Direction:
The answer should be a single number: how many lines of the entries below hold the word "want".

Stored data:
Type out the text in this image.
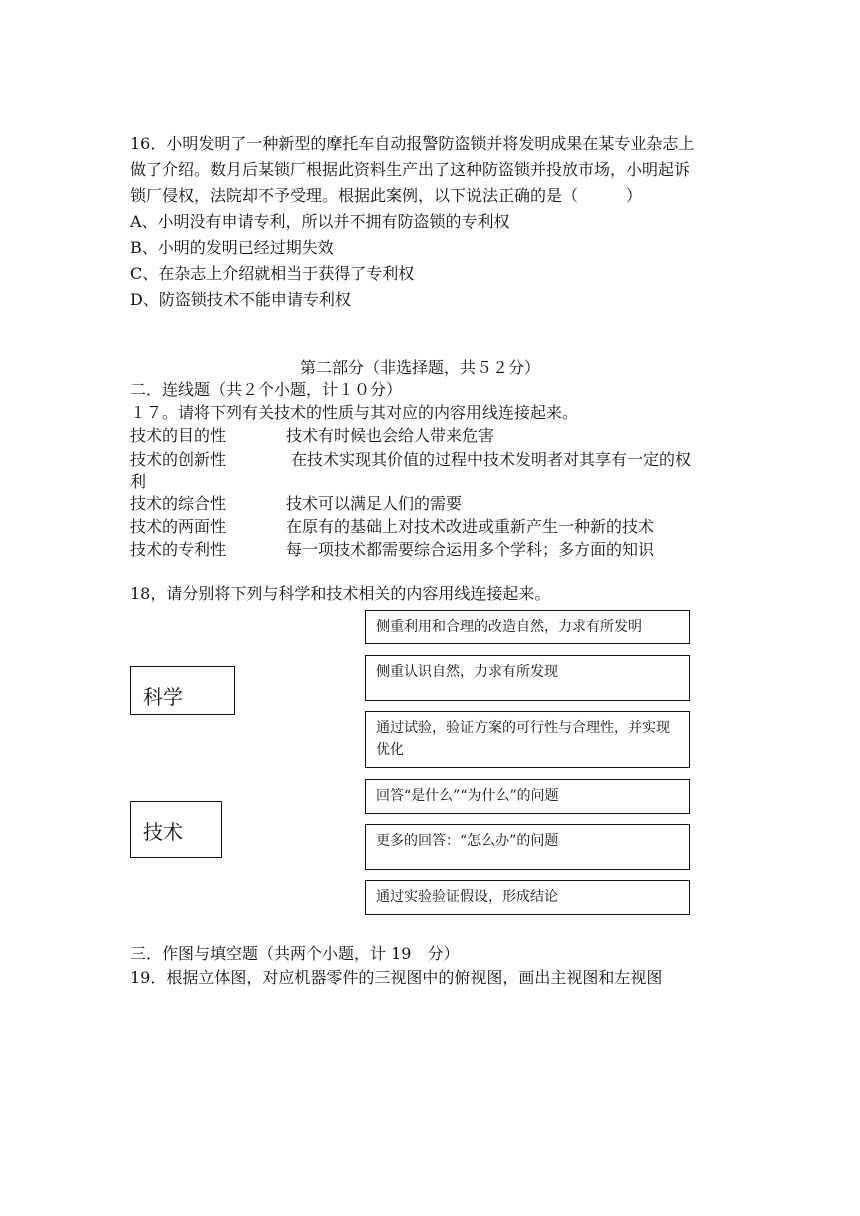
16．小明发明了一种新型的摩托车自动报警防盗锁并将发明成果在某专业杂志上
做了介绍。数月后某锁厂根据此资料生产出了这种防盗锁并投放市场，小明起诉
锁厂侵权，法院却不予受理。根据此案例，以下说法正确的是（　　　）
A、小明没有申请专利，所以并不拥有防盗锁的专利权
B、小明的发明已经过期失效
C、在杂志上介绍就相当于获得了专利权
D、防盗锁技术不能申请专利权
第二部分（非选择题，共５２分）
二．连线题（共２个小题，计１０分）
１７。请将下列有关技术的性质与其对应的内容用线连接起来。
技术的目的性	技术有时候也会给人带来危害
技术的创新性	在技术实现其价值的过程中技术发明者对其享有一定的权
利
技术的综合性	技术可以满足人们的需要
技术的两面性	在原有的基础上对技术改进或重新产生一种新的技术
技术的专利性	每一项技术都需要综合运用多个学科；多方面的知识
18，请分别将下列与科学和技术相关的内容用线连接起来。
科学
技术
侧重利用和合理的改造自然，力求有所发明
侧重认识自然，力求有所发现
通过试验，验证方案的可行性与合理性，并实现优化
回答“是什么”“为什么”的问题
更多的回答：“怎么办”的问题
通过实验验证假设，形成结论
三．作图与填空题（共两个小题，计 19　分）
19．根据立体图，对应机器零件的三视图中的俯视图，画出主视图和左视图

...

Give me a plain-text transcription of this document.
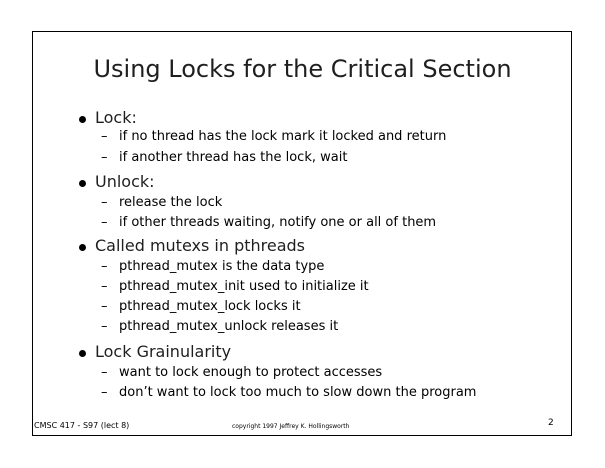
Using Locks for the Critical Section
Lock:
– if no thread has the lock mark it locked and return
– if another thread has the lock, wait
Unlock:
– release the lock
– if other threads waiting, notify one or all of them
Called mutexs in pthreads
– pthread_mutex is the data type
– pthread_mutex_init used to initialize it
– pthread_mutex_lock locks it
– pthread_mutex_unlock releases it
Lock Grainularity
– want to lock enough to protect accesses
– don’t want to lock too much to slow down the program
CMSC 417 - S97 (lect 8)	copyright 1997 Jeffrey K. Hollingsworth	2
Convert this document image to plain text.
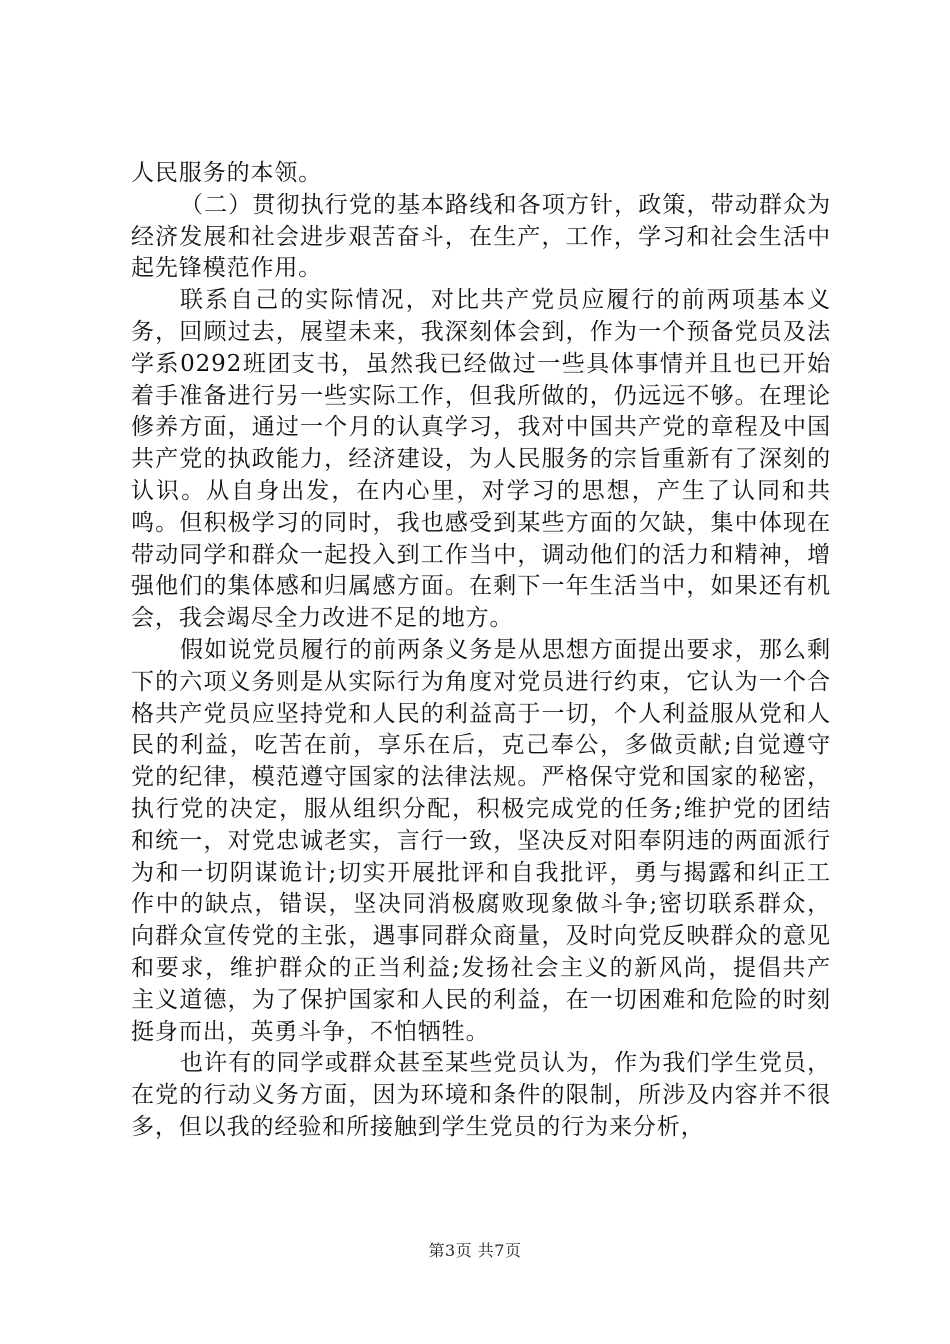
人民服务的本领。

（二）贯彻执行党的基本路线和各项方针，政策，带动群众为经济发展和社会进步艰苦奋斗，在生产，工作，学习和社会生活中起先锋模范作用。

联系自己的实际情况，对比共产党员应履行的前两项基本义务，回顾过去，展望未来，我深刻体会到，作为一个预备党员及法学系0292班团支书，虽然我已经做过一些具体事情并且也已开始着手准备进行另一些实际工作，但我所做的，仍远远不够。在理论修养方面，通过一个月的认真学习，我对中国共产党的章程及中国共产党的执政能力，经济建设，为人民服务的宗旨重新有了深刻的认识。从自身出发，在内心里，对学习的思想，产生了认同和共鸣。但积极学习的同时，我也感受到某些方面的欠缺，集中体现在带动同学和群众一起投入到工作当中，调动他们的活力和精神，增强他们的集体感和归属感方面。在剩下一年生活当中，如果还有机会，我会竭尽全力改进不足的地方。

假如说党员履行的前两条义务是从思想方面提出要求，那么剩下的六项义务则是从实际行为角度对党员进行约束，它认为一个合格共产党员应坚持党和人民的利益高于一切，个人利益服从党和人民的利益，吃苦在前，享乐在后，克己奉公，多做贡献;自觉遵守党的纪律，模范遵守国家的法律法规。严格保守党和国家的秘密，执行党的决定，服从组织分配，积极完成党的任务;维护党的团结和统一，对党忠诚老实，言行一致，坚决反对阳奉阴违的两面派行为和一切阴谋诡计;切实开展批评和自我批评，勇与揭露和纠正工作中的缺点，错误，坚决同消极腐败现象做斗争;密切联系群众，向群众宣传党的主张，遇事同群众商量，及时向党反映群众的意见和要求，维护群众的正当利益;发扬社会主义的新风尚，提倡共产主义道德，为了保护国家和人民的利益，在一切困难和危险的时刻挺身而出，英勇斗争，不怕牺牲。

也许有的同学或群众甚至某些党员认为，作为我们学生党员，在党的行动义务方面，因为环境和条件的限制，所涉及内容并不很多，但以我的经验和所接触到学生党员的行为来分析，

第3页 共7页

Finished exercise:
2